Consider the records below. How many of their lines include the word "você"? State the number and nothing else.

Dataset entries
# # # #

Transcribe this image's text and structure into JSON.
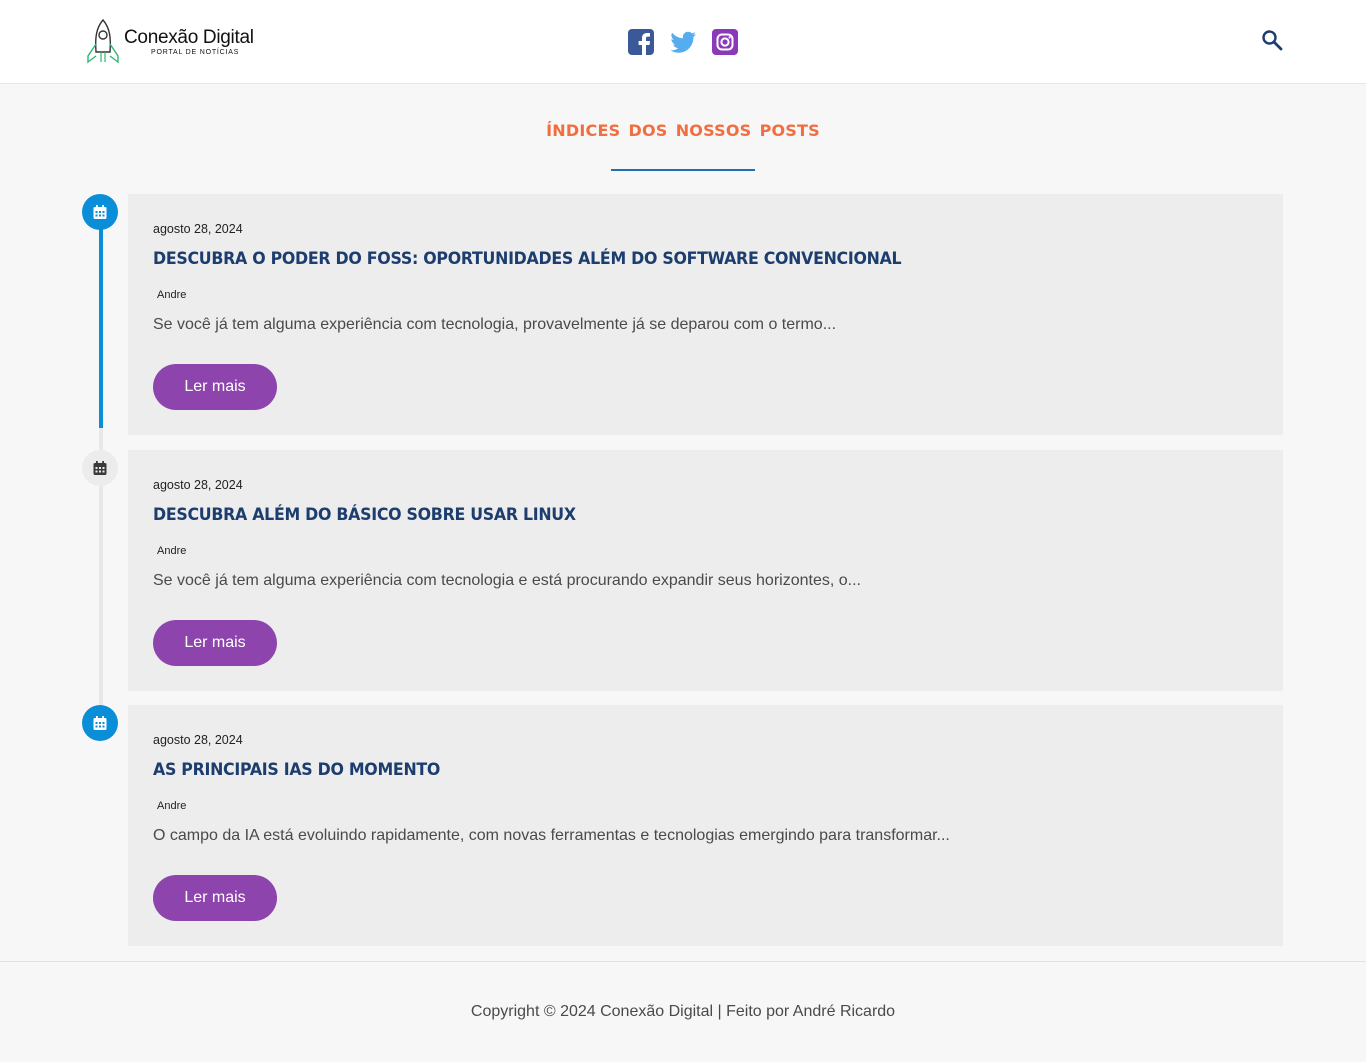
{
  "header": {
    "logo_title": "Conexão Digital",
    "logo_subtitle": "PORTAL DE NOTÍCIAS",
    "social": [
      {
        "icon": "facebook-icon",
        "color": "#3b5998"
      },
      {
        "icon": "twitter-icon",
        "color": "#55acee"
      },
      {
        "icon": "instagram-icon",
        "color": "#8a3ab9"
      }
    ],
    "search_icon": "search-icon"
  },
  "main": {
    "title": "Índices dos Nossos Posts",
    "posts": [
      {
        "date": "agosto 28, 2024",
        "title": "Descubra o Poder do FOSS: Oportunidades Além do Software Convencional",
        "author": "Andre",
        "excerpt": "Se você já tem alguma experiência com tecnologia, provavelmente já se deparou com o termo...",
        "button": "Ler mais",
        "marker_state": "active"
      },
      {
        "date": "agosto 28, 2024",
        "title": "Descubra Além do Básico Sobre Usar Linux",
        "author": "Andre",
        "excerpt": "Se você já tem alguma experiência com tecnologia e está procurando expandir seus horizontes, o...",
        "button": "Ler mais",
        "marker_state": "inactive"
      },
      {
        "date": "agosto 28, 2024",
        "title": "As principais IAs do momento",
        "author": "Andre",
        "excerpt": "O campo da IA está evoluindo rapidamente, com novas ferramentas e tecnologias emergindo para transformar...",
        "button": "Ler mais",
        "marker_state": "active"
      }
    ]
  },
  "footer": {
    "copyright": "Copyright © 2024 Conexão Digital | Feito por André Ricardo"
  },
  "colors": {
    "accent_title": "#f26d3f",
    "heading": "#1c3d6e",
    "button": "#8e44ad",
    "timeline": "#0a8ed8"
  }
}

# # # #

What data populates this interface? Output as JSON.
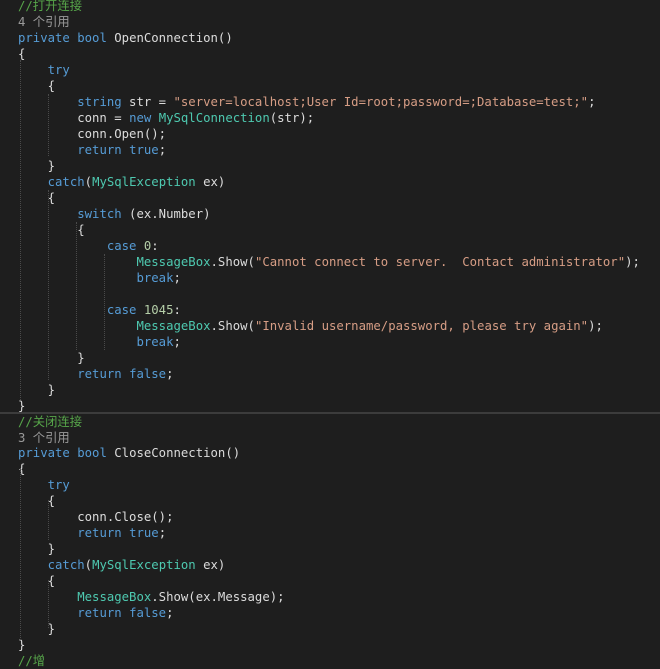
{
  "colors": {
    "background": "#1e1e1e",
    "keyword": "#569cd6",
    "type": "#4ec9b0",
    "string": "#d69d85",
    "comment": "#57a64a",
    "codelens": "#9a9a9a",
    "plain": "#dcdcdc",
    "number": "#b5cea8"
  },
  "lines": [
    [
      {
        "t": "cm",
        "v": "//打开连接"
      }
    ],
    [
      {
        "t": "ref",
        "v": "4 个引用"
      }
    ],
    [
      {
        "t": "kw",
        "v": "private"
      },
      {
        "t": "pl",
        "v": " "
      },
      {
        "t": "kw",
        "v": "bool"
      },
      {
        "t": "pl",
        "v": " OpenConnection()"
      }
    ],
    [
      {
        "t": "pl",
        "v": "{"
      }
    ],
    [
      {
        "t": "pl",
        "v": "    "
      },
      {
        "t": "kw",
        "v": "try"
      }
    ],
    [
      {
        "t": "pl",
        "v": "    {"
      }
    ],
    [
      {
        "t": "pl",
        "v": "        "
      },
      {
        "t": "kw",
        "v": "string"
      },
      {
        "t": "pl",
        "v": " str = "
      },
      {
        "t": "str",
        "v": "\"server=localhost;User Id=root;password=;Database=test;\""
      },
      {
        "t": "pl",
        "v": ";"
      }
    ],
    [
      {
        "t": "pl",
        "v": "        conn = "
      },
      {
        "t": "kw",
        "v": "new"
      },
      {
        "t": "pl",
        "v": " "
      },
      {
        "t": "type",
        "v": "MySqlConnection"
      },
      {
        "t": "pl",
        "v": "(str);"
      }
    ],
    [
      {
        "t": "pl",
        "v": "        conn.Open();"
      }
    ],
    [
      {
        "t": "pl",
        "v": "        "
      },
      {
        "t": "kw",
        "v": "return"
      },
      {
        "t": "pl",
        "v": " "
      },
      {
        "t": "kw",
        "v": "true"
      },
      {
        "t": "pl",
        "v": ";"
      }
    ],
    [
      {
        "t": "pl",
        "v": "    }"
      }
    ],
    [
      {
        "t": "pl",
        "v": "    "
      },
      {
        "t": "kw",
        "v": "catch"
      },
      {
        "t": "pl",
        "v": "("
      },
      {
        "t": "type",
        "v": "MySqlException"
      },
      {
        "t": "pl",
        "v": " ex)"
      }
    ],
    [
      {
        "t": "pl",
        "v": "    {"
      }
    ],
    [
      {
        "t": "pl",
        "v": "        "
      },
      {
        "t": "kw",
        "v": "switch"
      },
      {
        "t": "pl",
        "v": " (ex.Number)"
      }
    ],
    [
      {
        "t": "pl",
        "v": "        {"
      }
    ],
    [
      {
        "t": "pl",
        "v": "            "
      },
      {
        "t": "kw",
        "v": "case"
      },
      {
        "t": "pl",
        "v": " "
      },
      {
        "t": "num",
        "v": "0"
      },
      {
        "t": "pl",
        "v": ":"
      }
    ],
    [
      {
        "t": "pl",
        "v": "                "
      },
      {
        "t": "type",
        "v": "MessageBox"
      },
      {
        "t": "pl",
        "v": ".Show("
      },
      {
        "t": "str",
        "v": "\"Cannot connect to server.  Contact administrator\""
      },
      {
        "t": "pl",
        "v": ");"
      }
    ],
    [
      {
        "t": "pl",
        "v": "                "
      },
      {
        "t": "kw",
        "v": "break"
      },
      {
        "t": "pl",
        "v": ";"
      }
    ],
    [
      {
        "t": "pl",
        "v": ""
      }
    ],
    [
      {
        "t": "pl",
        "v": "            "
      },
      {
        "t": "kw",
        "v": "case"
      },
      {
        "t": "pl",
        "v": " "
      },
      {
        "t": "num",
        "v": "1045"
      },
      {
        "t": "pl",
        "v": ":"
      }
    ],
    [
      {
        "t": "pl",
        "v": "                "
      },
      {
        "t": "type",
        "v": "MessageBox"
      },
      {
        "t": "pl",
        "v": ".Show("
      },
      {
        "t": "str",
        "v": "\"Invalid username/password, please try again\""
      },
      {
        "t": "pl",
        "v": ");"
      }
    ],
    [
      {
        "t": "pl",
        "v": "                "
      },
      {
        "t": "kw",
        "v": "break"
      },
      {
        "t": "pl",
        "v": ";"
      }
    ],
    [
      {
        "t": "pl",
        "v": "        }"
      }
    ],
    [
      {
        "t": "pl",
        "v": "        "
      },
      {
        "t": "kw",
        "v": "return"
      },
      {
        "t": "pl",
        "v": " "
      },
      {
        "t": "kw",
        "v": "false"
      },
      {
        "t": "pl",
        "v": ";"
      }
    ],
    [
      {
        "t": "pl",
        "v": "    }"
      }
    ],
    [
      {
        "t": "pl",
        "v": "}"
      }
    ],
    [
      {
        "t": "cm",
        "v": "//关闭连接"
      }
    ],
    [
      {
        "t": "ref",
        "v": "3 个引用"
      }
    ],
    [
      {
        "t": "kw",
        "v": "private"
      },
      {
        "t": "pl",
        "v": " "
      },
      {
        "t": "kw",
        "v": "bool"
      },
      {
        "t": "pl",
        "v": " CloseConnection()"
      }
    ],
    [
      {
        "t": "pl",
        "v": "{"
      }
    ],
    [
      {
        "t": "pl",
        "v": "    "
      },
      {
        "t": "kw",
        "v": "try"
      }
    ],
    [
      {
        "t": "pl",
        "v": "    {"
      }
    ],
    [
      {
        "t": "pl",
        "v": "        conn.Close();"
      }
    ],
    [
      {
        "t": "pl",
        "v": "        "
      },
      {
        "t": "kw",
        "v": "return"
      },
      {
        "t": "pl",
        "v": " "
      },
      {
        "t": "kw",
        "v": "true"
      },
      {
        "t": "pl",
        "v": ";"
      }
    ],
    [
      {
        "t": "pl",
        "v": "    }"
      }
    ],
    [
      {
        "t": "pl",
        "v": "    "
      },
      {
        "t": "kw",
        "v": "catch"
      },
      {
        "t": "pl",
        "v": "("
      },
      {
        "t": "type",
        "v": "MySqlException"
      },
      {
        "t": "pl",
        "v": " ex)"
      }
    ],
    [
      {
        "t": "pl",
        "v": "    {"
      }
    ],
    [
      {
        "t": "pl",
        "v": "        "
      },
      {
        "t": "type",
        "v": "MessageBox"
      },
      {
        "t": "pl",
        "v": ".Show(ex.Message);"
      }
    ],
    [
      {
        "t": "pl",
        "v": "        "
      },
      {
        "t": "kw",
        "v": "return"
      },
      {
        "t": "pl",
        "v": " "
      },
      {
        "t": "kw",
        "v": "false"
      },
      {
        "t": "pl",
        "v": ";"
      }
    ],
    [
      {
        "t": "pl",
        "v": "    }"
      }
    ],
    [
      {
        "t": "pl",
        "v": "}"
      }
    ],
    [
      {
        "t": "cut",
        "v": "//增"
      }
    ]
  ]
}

# # # #

Exercise response:
2